List each line of the data that holds the string "type", please.

** start of DATA SHOWN **

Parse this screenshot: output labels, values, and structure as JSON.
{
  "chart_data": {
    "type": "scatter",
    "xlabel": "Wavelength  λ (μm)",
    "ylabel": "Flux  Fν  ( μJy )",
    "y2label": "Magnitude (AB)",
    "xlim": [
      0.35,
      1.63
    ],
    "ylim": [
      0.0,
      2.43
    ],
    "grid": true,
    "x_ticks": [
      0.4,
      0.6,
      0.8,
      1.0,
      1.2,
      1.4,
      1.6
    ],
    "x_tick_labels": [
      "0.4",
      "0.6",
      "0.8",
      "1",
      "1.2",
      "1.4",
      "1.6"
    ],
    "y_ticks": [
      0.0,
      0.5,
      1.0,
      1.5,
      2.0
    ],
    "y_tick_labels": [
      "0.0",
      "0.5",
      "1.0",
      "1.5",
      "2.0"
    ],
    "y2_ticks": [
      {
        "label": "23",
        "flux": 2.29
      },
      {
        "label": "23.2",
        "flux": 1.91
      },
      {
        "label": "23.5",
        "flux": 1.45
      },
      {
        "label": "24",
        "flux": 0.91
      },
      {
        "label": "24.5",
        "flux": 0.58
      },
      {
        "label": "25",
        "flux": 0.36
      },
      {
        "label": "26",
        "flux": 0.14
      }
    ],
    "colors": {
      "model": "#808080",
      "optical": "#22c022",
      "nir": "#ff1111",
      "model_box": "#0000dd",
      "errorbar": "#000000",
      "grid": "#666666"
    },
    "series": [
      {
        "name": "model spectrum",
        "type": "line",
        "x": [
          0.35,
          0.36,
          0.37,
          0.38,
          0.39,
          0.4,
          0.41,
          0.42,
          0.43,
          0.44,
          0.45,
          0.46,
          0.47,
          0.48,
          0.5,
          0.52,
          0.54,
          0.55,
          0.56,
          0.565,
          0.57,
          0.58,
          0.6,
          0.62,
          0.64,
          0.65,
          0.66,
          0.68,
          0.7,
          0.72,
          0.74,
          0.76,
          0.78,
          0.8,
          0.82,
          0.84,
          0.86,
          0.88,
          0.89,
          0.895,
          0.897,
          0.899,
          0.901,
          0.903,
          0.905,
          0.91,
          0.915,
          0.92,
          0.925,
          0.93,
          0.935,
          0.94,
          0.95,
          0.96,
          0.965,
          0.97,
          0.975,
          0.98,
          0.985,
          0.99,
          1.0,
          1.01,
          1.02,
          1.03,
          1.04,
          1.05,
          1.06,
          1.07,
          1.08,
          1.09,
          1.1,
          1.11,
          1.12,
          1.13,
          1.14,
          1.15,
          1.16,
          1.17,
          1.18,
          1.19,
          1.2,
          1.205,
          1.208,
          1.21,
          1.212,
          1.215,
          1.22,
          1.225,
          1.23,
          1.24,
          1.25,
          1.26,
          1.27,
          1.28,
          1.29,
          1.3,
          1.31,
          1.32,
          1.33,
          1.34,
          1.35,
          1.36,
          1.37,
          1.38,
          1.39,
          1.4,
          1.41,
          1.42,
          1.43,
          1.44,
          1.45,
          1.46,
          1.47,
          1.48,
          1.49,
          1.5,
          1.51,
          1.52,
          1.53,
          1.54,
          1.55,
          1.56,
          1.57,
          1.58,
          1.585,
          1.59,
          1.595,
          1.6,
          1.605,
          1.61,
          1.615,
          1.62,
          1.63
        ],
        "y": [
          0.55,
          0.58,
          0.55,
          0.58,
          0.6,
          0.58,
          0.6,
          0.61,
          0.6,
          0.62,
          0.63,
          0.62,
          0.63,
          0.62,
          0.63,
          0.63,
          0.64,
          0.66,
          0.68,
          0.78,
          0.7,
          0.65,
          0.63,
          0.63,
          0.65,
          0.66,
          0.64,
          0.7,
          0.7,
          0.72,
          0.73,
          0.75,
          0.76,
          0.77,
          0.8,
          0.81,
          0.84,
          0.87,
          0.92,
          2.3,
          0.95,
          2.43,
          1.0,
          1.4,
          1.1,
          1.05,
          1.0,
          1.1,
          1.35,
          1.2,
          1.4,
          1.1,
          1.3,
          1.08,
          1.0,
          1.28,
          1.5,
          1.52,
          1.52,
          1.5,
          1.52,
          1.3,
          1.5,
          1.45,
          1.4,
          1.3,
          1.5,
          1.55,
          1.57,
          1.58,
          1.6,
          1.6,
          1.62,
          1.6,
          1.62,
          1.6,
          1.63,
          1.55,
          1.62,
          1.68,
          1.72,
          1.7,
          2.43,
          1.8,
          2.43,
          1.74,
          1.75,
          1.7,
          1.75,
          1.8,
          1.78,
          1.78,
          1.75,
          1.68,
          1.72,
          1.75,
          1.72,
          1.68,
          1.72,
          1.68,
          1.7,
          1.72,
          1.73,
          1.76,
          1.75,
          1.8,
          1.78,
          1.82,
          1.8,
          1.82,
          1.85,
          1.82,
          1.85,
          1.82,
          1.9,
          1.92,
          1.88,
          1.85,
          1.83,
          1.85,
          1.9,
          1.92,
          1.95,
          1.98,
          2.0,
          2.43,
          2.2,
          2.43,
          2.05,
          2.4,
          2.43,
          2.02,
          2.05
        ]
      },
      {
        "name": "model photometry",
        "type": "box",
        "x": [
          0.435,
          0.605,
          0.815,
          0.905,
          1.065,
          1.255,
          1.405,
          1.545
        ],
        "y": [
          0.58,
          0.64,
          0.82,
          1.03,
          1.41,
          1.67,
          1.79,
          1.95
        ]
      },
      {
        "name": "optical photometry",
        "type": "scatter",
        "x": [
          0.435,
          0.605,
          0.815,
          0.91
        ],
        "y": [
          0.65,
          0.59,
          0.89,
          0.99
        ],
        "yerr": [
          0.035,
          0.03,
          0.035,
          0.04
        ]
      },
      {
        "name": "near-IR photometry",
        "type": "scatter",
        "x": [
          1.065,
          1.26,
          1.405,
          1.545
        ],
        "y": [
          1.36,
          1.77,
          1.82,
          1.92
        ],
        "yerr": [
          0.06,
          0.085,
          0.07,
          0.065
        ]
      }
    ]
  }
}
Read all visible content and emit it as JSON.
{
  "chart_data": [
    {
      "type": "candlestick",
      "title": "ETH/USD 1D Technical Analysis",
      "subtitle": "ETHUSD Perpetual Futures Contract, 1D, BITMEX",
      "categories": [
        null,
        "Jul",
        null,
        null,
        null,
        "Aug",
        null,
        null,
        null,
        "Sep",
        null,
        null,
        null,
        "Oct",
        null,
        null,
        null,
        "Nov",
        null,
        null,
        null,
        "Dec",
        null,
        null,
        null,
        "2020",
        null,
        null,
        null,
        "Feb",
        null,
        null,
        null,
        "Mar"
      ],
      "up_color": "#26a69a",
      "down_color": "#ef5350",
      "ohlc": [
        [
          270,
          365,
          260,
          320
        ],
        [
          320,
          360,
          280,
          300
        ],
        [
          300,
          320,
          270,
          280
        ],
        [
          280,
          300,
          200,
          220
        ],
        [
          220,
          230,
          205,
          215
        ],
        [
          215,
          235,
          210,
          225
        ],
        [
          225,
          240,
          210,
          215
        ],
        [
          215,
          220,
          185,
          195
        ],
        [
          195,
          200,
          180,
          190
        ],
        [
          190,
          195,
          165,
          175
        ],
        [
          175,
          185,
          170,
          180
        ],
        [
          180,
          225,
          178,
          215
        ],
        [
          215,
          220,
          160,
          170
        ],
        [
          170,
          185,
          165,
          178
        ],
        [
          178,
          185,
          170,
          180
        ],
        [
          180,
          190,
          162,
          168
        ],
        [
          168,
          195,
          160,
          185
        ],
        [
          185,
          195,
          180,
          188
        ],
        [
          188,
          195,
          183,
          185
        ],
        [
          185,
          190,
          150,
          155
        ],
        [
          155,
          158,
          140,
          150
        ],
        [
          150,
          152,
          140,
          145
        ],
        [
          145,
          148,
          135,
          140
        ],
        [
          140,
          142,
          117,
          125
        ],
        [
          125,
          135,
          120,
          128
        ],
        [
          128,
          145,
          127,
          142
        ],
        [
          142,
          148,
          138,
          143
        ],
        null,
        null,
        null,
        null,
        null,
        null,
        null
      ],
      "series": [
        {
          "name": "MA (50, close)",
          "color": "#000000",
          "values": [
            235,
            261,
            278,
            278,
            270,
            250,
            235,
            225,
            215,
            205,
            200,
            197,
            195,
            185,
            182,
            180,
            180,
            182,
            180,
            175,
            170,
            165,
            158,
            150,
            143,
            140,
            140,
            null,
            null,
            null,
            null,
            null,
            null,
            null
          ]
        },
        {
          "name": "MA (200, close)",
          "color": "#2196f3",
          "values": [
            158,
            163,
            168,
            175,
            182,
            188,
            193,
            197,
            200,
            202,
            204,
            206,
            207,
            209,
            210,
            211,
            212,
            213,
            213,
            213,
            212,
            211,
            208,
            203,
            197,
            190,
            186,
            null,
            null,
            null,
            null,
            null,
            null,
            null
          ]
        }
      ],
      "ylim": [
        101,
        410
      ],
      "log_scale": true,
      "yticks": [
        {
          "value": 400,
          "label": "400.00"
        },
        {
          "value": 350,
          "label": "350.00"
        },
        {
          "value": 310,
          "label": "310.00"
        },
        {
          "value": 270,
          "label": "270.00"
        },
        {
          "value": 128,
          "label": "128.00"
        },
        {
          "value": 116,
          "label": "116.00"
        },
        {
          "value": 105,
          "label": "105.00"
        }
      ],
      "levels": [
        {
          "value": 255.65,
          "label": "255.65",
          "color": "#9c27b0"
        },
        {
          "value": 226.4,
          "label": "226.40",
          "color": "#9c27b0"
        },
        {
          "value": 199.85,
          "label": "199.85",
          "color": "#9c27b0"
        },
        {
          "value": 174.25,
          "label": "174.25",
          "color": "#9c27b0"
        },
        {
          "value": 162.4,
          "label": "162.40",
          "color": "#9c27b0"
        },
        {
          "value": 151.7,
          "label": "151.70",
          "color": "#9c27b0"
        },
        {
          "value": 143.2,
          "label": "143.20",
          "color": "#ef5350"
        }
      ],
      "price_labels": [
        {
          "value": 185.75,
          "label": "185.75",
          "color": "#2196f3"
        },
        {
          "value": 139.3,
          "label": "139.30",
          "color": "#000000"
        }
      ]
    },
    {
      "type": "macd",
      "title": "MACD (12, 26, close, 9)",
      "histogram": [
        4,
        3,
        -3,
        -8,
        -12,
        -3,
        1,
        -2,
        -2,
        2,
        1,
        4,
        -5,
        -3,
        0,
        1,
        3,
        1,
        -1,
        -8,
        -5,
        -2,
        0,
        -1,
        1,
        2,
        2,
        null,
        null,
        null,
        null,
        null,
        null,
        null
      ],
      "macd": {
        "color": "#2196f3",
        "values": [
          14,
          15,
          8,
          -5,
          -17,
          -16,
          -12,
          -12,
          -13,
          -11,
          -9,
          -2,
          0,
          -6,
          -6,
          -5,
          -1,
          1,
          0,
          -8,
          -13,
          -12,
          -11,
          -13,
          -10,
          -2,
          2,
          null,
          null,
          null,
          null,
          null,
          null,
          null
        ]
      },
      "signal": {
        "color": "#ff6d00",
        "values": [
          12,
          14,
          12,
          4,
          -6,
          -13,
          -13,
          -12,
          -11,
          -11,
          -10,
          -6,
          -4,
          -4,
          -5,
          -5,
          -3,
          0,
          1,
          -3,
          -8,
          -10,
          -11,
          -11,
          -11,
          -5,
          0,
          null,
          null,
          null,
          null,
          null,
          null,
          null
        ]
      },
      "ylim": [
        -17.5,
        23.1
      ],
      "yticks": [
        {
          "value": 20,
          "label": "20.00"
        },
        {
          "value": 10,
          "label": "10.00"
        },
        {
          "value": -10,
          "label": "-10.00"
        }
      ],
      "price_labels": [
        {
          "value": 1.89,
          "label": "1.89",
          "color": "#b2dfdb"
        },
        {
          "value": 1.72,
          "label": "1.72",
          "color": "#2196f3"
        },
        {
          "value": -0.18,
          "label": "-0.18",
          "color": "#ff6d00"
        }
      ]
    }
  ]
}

** end of DATA SHOWN **

*TASK SOLUTION*.
    "type": "scatter",
        "type": "line",
        "type": "box",
        "type": "scatter",
        "type": "scatter",
      "type": "candlestick",
      "type": "macd",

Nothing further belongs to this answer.